> Challenge
Locate each line of the material that contains "name", then return it.

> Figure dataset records
※

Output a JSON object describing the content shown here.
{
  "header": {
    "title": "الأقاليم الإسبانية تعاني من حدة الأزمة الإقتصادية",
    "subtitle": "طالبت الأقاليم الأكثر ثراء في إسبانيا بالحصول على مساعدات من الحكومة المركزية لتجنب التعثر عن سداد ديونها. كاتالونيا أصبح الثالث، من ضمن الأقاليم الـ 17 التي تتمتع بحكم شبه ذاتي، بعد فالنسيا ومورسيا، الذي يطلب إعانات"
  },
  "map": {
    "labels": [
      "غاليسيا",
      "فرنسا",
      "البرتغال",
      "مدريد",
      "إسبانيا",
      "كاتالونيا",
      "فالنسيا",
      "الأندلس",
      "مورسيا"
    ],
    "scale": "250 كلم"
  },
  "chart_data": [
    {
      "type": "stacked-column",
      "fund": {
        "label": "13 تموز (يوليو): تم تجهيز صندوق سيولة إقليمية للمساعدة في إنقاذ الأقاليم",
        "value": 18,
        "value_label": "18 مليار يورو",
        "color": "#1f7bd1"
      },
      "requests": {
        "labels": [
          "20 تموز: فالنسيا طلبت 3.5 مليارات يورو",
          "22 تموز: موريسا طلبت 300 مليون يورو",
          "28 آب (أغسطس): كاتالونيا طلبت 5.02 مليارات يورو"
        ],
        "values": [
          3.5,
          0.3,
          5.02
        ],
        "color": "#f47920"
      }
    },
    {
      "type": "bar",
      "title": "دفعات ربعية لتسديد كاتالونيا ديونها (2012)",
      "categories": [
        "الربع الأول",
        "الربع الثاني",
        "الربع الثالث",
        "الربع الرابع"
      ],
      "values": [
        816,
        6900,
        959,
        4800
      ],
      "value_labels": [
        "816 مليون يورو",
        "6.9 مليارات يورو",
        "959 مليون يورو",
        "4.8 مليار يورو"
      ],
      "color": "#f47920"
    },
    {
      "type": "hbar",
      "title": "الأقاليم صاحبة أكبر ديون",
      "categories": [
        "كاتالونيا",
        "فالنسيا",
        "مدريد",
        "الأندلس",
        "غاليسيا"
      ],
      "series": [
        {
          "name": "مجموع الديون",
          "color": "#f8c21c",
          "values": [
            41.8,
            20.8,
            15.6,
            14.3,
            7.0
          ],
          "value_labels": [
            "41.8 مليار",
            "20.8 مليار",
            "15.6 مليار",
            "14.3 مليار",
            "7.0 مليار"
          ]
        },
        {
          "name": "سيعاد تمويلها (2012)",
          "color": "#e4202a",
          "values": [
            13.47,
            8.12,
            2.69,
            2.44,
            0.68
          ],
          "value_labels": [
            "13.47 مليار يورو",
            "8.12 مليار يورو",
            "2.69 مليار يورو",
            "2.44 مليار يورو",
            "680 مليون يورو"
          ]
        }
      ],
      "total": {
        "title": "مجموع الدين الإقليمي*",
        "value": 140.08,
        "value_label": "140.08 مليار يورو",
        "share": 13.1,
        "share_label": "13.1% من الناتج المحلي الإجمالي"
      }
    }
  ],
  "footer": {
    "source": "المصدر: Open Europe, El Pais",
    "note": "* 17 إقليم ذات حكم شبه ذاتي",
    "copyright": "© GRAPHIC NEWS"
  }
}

※

> Solved problem
          "name": "مجموع الديون",
          "name": "سيعاد تمويلها (2012)",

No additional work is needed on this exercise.